- **Required task**
In the material below, copy out the lines exactly, beginning at the line containing "417, 275, 482]" and continuing through the line containing "362, 863, 397]", with both of those lines included.

****************************************

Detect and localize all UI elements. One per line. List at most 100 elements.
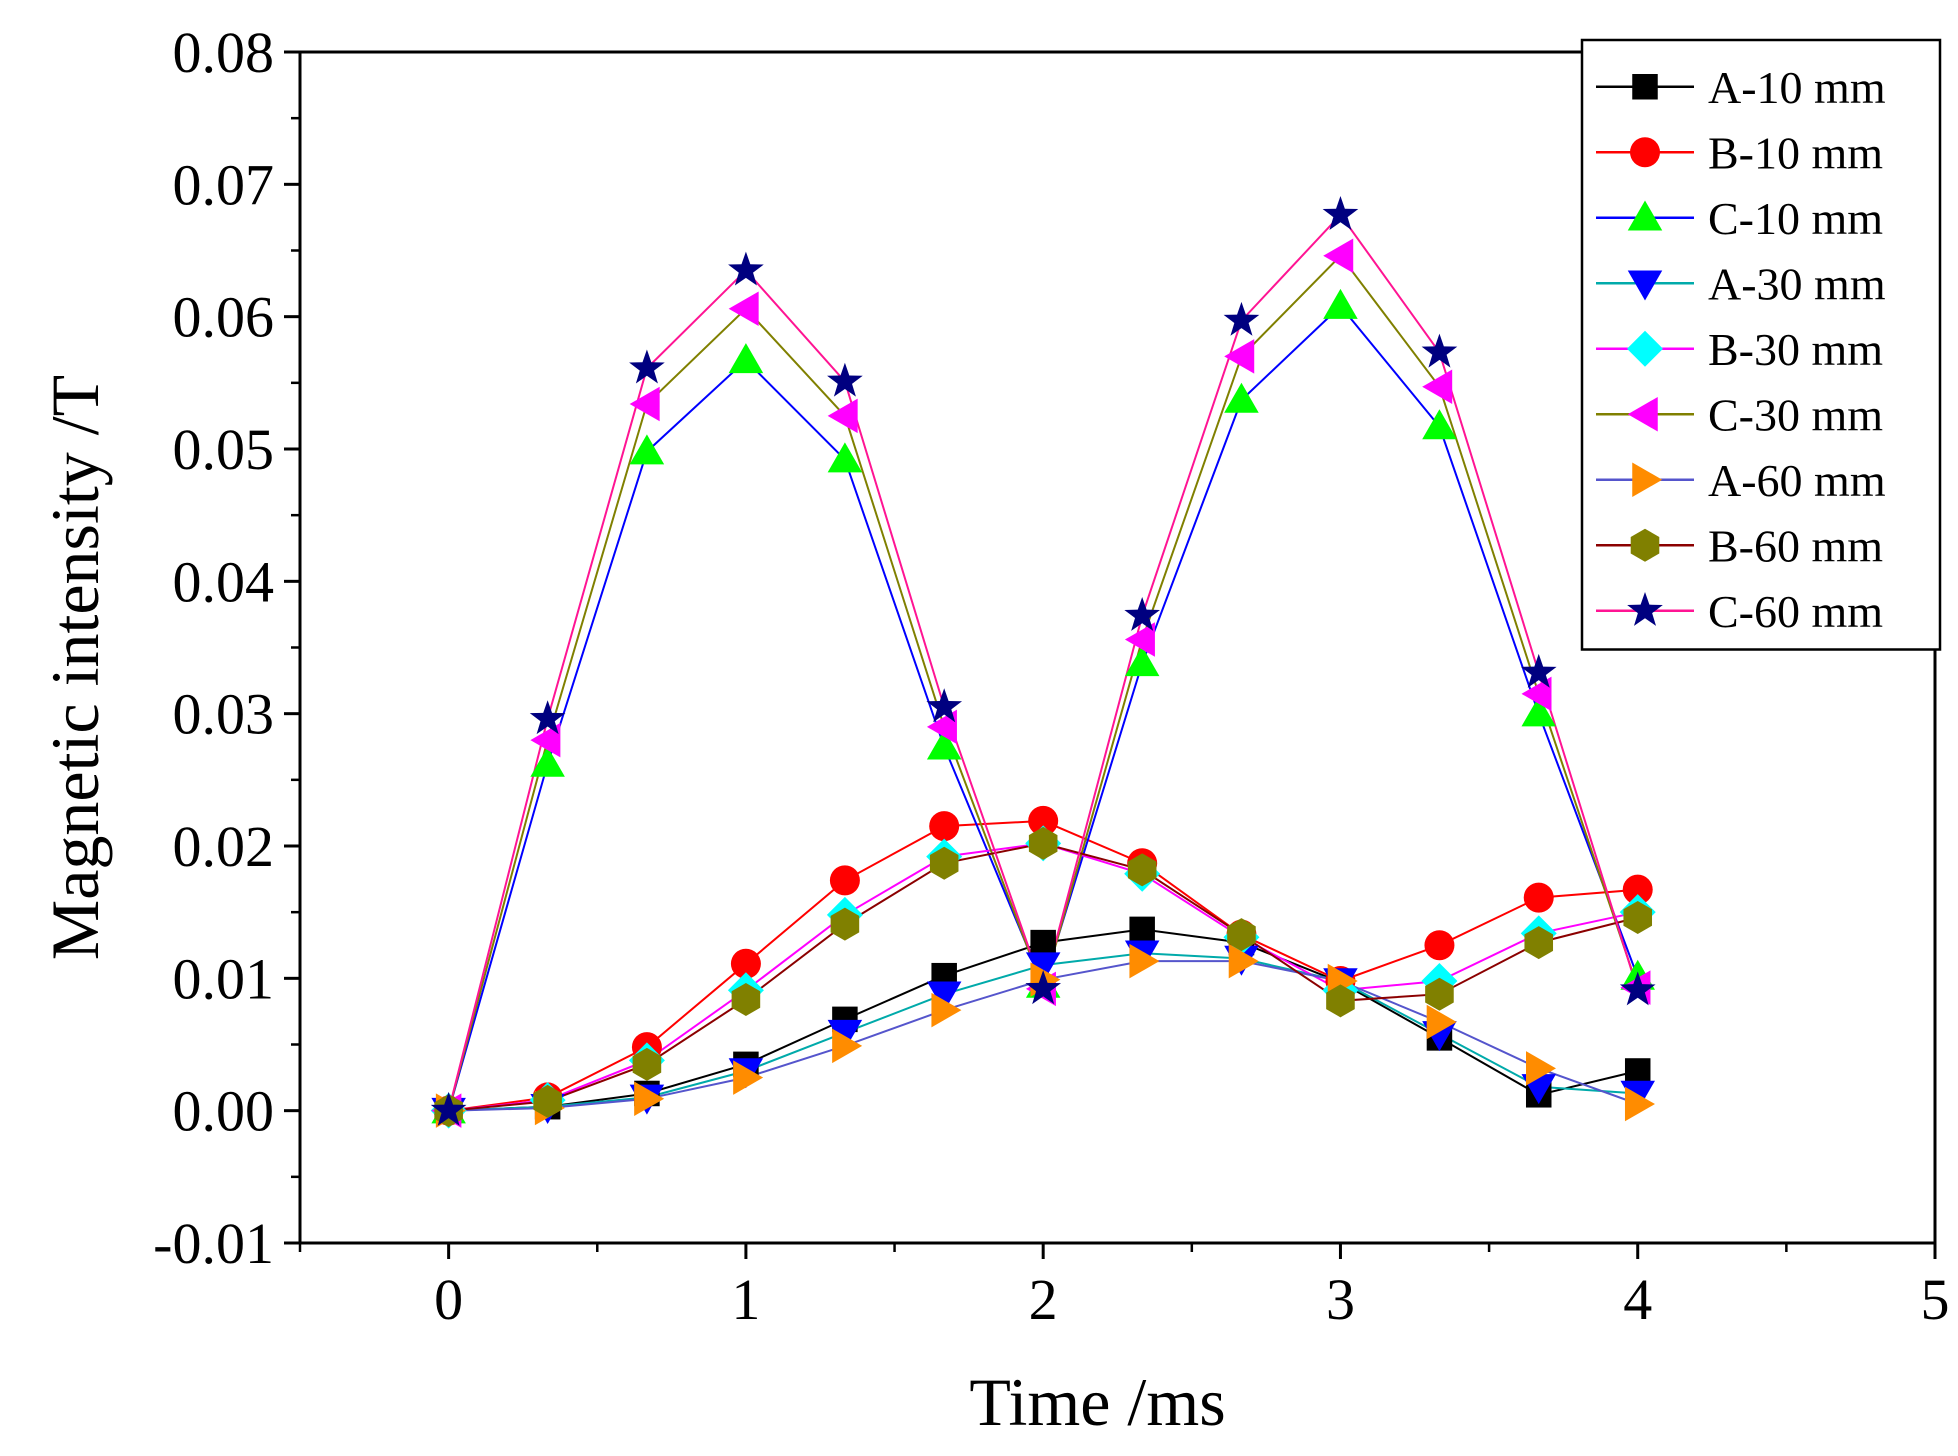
y-tick-label: 0.05	[173, 417, 275, 482]
legend-item: A-60 mm	[1596, 455, 1886, 506]
data-point	[632, 1047, 662, 1081]
legend-marker	[1630, 528, 1660, 562]
legend-item: A-30 mm	[1596, 258, 1886, 309]
data-point	[827, 442, 863, 473]
data-point	[926, 981, 962, 1012]
legend-item: C-60 mm	[1596, 586, 1883, 637]
data-point	[730, 948, 761, 979]
data-point	[1426, 1004, 1457, 1040]
y-tick-label: 0.02	[173, 814, 275, 879]
data-point	[1424, 930, 1455, 961]
data-point	[1129, 916, 1155, 943]
data-point	[1227, 918, 1256, 952]
data-point	[629, 434, 665, 465]
legend-item: B-10 mm	[1596, 127, 1883, 178]
legend-label: A-10 mm	[1708, 62, 1886, 113]
x-tick-label: 4	[1623, 1267, 1652, 1332]
data-point	[827, 362, 863, 397]
data-point	[929, 846, 959, 880]
data-point	[1030, 929, 1056, 956]
data-point	[827, 1019, 863, 1050]
data-point	[1624, 1086, 1655, 1122]
data-point	[1623, 900, 1653, 934]
data-point	[1323, 288, 1358, 319]
legend-marker	[1630, 137, 1660, 168]
legend-label: C-60 mm	[1708, 586, 1883, 637]
data-point	[1028, 805, 1059, 836]
x-tick-label: 5	[1921, 1267, 1950, 1332]
legend-marker	[1632, 462, 1663, 497]
data-point	[731, 983, 761, 1017]
x-tick-label: 2	[1029, 1267, 1058, 1332]
data-point	[629, 386, 660, 422]
y-tick-label: 0.04	[173, 549, 275, 614]
data-point	[1127, 853, 1157, 887]
data-point	[1422, 369, 1453, 405]
data-point	[1523, 882, 1554, 913]
x-axis-title: Time /ms	[969, 1364, 1225, 1440]
legend-item: C-10 mm	[1596, 193, 1883, 244]
legend-marker	[1627, 270, 1663, 301]
data-point	[1525, 1051, 1556, 1086]
data-point	[1124, 622, 1155, 657]
data-point	[1223, 301, 1260, 336]
data-point	[1025, 952, 1061, 983]
legend-label: B-30 mm	[1708, 324, 1883, 375]
x-tick-label: 3	[1326, 1267, 1355, 1332]
data-point	[832, 1028, 863, 1064]
legend-marker	[1627, 397, 1658, 432]
legend-item: B-30 mm	[1596, 324, 1883, 375]
data-point	[1520, 653, 1557, 688]
data-point	[530, 722, 561, 758]
data-point	[733, 1060, 764, 1095]
x-tick-label: 1	[731, 1267, 760, 1332]
data-point	[1322, 196, 1359, 230]
x-tick-label: 0	[434, 1267, 463, 1332]
data-point	[530, 746, 565, 777]
data-point	[1624, 1058, 1651, 1084]
data-point	[1124, 646, 1160, 677]
y-tick-label: 0.03	[173, 682, 275, 747]
data-point	[1326, 984, 1355, 1018]
data-point	[1619, 971, 1656, 1006]
data-point	[830, 907, 860, 941]
legend-marker	[1627, 200, 1663, 231]
legend-item: A-10 mm	[1596, 62, 1886, 113]
legend-label: A-30 mm	[1708, 258, 1886, 309]
legend: A-10 mm B-10 mm C-10 mm A-30 mm B-30 mm C-30 …	[1580, 38, 1942, 651]
data-point	[827, 398, 858, 434]
data-point	[1228, 943, 1259, 979]
data-point	[529, 700, 566, 735]
legend-item: B-60 mm	[1596, 520, 1883, 571]
data-point	[634, 1081, 665, 1117]
y-tick-label: 0.00	[173, 1079, 275, 1144]
legend-item: C-30 mm	[1596, 389, 1883, 440]
data-point	[1521, 676, 1552, 712]
data-point	[1124, 596, 1161, 631]
data-point	[1025, 970, 1062, 1005]
legend-label: B-10 mm	[1708, 127, 1883, 178]
data-point	[1422, 409, 1457, 440]
data-point	[1521, 696, 1556, 727]
data-point	[1421, 333, 1458, 368]
data-point	[1524, 926, 1554, 960]
data-point	[926, 729, 962, 760]
data-point	[1028, 826, 1058, 860]
legend-marker	[1627, 592, 1663, 626]
data-point	[1425, 977, 1454, 1011]
data-point	[929, 811, 960, 842]
data-point	[1224, 339, 1255, 374]
y-tick-label: -0.01	[153, 1211, 274, 1276]
data-point	[728, 251, 764, 286]
data-point	[926, 709, 957, 745]
legend-label: A-60 mm	[1708, 455, 1886, 506]
data-point	[533, 1084, 562, 1118]
legend-label: C-30 mm	[1708, 389, 1883, 440]
y-axis-title: Magnetic intensity /T	[37, 375, 113, 960]
data-point	[728, 291, 759, 326]
data-point	[1224, 382, 1259, 413]
legend-marker	[1632, 74, 1658, 100]
data-point	[931, 992, 962, 1028]
axis-layer: 0 1 2 3 4 5 -0.01 0.00 0.01 0.02 0.03 0.04 0.05 0.06 0…	[153, 20, 1949, 1332]
legend-label: C-10 mm	[1708, 193, 1883, 244]
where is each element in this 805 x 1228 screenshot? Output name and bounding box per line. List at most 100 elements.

****************************************

- **Expected output**
y-tick-label: 0.05	[173, 417, 275, 482]
legend-item: A-60 mm	[1596, 455, 1886, 506]
data-point	[632, 1047, 662, 1081]
legend-marker	[1630, 528, 1660, 562]
legend-item: A-30 mm	[1596, 258, 1886, 309]
data-point	[827, 442, 863, 473]
data-point	[926, 981, 962, 1012]
legend-item: C-60 mm	[1596, 586, 1883, 637]
data-point	[730, 948, 761, 979]
data-point	[1426, 1004, 1457, 1040]
y-tick-label: 0.02	[173, 814, 275, 879]
data-point	[1424, 930, 1455, 961]
data-point	[1129, 916, 1155, 943]
data-point	[1227, 918, 1256, 952]
data-point	[629, 434, 665, 465]
legend-item: B-10 mm	[1596, 127, 1883, 178]
legend-label: A-10 mm	[1708, 62, 1886, 113]
x-tick-label: 4	[1623, 1267, 1652, 1332]
data-point	[827, 362, 863, 397]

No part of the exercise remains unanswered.